◆ **TASK PROMPT**:
In the piece below on quality of life and government policy, why does the writer conclude that a higher quality of life calls for less government rather than more? Explain in one to three sentences.

◆ **DOCUMENT TEXT**:
One idea which pops up a lot these days is that the government should be motivated by 'quality of life' in its policymaking, and not just economics. Some even say that gross national happiness should be the aim, rather than gross domestic product.
Well, it’s a nice idea, but why do people always think a higher quality of life requires more government? In their recent report for the Conservatives, Zac Goldsmith and John Gummer even suggested that our 'quality of life' would be improved by compulsory parking fees at supermarkets. Hardly.
The thing is, quality of life means very different things to different people. The one common theme, however, must surely be the freedom to pursue your own idea of happiness – and that means less government, not more!
My quality of life would be much higher if only the taxman didn't steal so much of my income, for instance. If I was ill, I would be much happier knowing I could choose which hospital or doctor I went to. If I had children, I would be happier knowing I could choose their school.
As a Londoner, however, the biggest changes to my quality of life would probably come about if the trains were deregulated and the tube privatized, and I could get into work more easily. Of course, if only central London wasn't ringed by hideous tower blocks (built by the government), and if only our land-use planning system wasn't so restrictive, I might just be able to live closer to the office.
Policies aimed at making us freer and wealthier increase our choices, and give us a better opportunity to pursue our own idea of a good life. Whatever government does, that should be the aim.

◆ **DATASET CONTENT**:
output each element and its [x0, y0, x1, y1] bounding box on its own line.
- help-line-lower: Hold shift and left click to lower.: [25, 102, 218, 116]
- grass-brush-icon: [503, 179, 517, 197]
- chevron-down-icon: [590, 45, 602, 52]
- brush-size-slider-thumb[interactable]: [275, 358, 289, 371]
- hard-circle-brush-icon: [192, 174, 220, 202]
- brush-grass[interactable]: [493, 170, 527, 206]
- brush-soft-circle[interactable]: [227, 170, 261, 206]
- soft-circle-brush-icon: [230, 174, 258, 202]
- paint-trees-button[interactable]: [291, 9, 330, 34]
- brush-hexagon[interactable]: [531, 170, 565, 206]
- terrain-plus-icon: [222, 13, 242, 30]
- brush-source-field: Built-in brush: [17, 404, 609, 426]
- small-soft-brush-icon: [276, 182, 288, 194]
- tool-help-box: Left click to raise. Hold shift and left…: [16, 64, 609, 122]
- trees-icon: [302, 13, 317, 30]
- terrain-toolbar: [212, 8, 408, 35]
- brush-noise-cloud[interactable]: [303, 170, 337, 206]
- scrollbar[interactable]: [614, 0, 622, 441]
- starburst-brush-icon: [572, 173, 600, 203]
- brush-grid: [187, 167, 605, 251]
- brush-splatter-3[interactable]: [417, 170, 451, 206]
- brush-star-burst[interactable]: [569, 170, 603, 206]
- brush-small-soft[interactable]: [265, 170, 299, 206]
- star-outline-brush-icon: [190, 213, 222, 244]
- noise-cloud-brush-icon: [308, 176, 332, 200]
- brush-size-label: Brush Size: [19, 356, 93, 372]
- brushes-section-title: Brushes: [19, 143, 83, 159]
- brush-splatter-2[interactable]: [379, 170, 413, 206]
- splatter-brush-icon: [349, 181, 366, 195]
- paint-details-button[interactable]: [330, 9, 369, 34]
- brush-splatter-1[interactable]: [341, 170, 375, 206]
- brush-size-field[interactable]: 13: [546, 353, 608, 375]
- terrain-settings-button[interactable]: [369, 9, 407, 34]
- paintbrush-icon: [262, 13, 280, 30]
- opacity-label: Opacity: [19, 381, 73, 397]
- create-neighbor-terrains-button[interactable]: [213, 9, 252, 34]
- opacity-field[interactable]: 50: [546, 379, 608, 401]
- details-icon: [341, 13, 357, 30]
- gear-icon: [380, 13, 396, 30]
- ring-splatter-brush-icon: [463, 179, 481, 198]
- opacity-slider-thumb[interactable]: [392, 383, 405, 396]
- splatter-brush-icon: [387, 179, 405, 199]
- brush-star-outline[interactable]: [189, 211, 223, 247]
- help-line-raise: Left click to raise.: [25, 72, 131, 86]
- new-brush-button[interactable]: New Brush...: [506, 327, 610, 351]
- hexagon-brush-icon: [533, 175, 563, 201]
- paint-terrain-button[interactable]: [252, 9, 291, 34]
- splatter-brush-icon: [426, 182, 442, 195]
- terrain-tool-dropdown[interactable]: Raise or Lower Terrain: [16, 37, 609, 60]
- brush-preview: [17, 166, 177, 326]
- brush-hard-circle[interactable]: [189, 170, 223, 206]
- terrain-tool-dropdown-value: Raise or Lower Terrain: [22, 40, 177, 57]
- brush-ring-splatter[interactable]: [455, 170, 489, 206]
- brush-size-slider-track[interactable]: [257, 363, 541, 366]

◆ **WRITTEN RESPONSE**:
The writer holds that quality of life means very different things to different people, so the one common theme must be the freedom to pursue your own idea of happiness. Since that freedom means less government, a better quality of life requires less government, not more.